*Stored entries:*
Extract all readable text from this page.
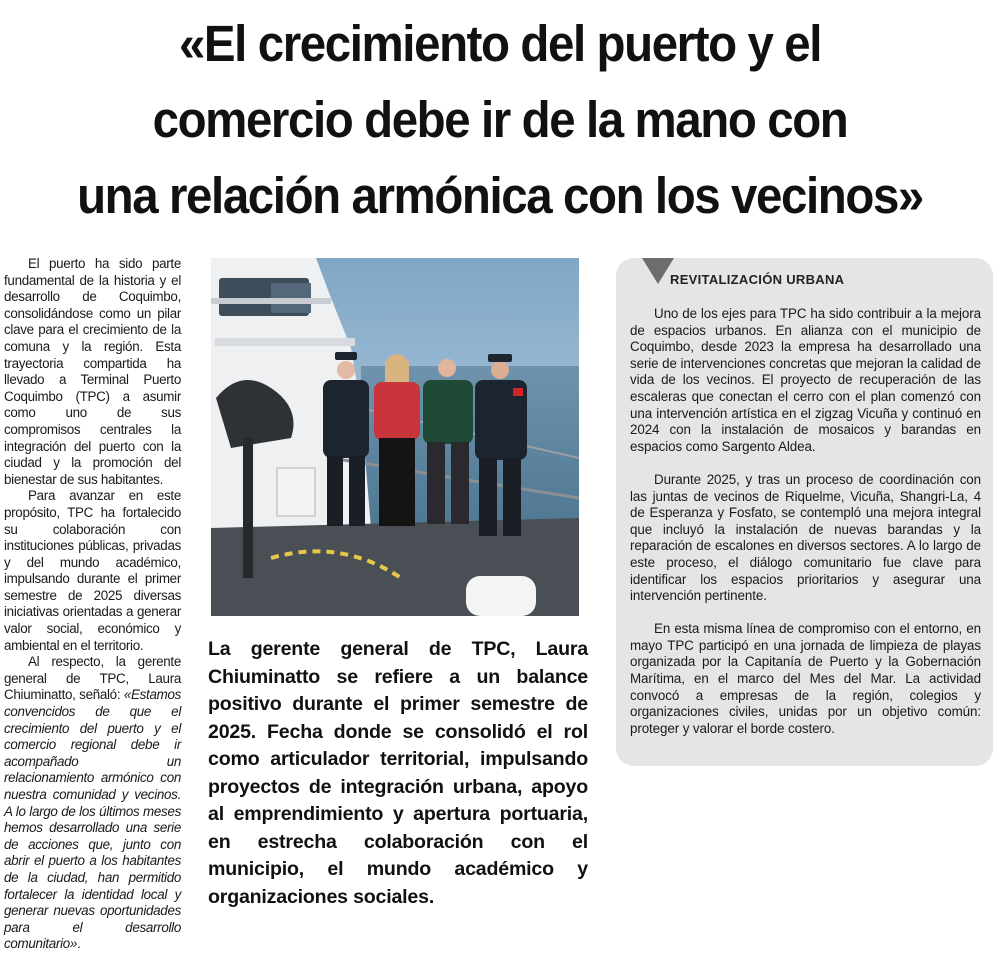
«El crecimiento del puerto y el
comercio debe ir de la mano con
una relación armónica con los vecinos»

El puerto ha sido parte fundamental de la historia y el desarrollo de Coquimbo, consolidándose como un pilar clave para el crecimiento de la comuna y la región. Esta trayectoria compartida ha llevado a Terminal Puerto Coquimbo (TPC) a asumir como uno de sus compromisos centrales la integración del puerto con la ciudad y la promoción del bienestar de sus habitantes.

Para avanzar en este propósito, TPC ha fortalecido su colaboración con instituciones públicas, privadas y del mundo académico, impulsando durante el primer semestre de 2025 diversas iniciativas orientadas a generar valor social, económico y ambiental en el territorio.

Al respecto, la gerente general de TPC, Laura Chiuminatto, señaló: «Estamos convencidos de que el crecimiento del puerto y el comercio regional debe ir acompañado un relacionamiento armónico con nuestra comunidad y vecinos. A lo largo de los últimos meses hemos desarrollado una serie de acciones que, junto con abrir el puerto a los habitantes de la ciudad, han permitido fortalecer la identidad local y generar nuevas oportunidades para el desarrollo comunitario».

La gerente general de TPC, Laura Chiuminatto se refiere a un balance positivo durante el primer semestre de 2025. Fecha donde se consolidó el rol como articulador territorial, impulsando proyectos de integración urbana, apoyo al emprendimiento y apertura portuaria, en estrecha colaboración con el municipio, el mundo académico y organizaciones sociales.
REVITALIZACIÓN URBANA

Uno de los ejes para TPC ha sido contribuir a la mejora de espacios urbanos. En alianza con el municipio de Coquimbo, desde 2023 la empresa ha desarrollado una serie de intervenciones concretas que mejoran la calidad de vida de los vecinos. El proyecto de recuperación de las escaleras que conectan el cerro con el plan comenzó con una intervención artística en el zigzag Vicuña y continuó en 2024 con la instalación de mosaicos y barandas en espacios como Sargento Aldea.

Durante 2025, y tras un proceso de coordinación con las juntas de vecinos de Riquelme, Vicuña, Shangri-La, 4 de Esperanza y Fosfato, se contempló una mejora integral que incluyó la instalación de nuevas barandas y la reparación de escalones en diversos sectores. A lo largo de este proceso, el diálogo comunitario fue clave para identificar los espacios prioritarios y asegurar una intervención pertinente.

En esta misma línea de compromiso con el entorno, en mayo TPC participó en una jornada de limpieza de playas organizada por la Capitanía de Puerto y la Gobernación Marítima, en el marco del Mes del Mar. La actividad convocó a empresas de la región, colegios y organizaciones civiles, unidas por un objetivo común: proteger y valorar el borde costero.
---
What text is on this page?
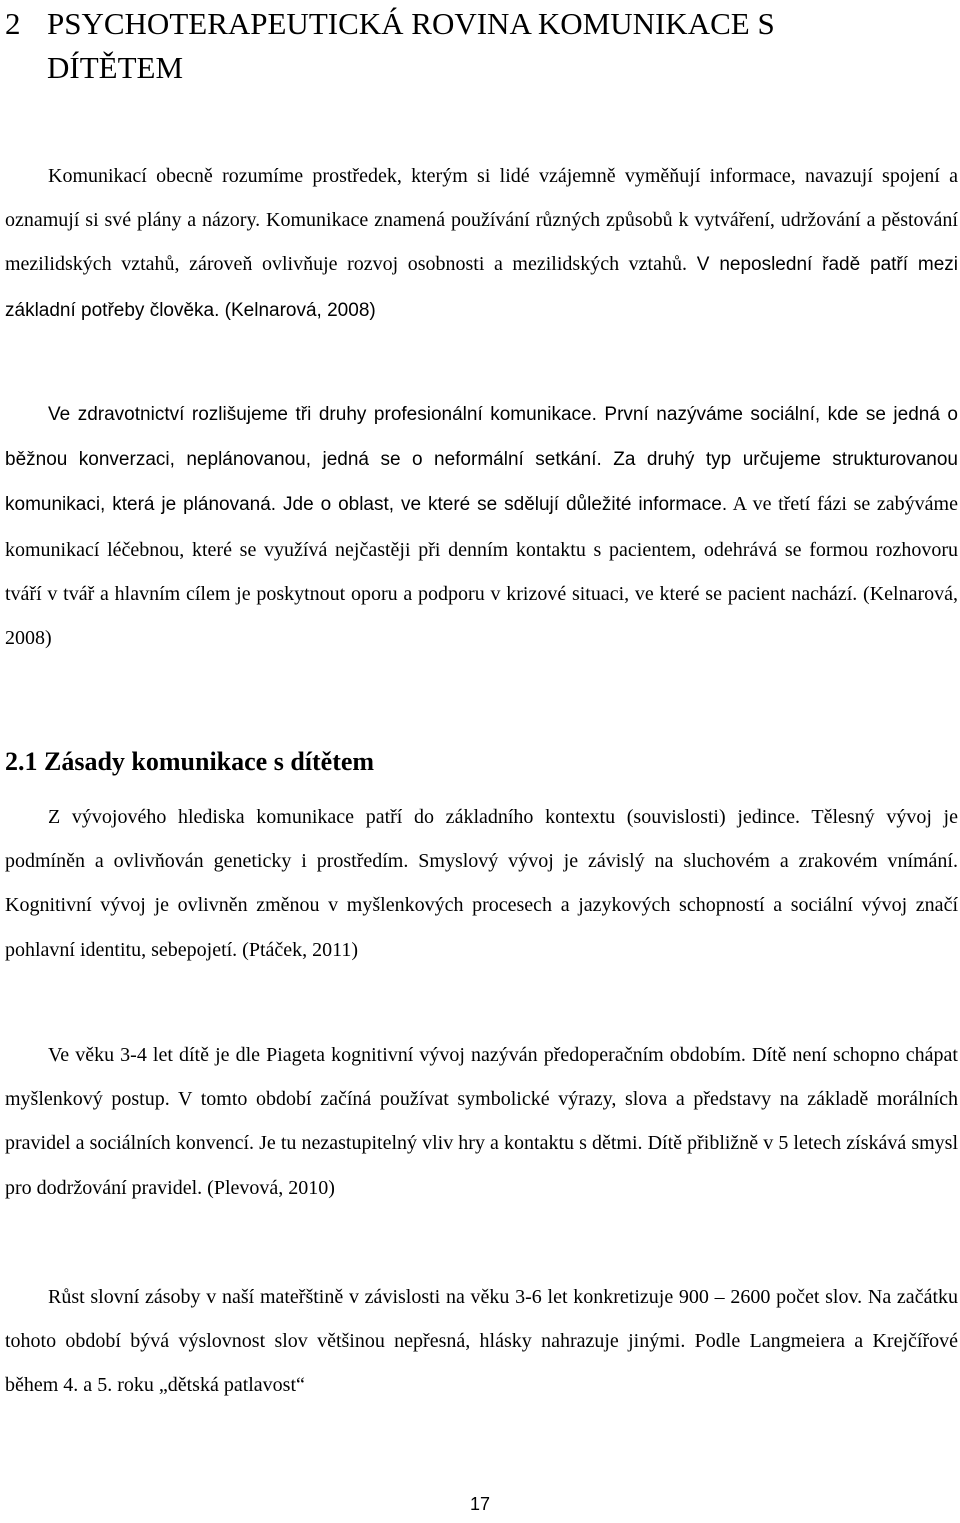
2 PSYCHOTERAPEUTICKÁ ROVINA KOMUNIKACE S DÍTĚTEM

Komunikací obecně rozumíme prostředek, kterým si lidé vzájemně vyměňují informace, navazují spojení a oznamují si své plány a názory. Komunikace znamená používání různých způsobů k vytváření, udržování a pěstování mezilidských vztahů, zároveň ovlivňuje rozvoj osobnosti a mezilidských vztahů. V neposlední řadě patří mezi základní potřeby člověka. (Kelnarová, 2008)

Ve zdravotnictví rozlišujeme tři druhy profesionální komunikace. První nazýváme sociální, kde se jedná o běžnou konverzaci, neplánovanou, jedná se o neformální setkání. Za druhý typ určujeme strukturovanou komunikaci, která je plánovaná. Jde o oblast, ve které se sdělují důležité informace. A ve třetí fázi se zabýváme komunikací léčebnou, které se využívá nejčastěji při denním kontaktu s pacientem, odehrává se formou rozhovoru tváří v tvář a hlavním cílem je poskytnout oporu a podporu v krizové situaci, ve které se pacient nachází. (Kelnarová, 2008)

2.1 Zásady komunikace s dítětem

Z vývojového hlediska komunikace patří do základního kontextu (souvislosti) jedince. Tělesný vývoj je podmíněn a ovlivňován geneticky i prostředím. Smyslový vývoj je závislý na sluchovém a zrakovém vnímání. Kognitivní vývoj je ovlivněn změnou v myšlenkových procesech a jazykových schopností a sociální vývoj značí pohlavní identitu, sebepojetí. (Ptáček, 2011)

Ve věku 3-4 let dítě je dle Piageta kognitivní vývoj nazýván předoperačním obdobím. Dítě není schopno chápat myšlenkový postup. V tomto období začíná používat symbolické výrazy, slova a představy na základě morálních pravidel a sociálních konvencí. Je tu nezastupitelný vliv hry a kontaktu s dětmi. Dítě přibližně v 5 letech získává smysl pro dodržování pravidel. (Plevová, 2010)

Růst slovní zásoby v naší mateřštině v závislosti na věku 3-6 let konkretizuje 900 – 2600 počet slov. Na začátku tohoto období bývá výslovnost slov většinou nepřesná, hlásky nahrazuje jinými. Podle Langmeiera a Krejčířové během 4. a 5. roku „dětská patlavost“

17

*Short task:*
Show the lines of the material that contain the word "largo".

*Result of the exercise:*
Al respecto, la gerente general de TPC, Laura Chiuminatto, señaló: «Estamos convencidos de que el crecimiento del puerto y el comercio regional debe ir acompañado un relacionamiento armónico con nuestra comunidad y vecinos. A lo largo de los últimos meses hemos desarrollado una serie de acciones que, junto con abrir el puerto a los habitantes de la ciudad, han permitido fortalecer la identidad local y generar nuevas oportunidades para el desarrollo comunitario».
Durante 2025, y tras un proceso de coordinación con las juntas de vecinos de Riquelme, Vicuña, Shangri-La, 4 de Esperanza y Fosfato, se contempló una mejora integral que incluyó la instalación de nuevas barandas y la reparación de escalones en diversos sectores. A lo largo de este proceso, el diálogo comunitario fue clave para identificar los espacios prioritarios y asegurar una intervención pertinente.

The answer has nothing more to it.